WHAT YOU NEED TO DO
Copy the full set of lines exactly as given.

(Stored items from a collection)
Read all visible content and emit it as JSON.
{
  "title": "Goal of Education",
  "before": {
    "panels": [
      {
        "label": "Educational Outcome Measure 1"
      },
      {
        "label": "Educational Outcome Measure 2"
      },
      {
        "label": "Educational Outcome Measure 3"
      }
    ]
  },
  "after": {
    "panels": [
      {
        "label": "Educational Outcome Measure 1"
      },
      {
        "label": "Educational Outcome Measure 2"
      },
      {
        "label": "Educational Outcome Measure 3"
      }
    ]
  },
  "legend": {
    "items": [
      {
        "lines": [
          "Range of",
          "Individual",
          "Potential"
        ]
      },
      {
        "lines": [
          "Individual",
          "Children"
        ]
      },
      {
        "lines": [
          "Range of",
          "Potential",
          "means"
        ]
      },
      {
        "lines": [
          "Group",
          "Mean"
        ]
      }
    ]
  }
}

SOLUTION BELOW
Read all visible content and emit it as JSON.
{
  "title": "Goal of Education",
  "before": {
    "panels": [
      {
        "label": "Educational Outcome Measure 1"
      },
      {
        "label": "Educational Outcome Measure 2"
      },
      {
        "label": "Educational Outcome Measure 3"
      }
    ]
  },
  "after": {
    "panels": [
      {
        "label": "Educational Outcome Measure 1"
      },
      {
        "label": "Educational Outcome Measure 2"
      },
      {
        "label": "Educational Outcome Measure 3"
      }
    ]
  },
  "legend": {
    "items": [
      {
        "lines": [
          "Range of",
          "Individual",
          "Potential"
        ]
      },
      {
        "lines": [
          "Individual",
          "Children"
        ]
      },
      {
        "lines": [
          "Range of",
          "Potential",
          "means"
        ]
      },
      {
        "lines": [
          "Group",
          "Mean"
        ]
      }
    ]
  }
}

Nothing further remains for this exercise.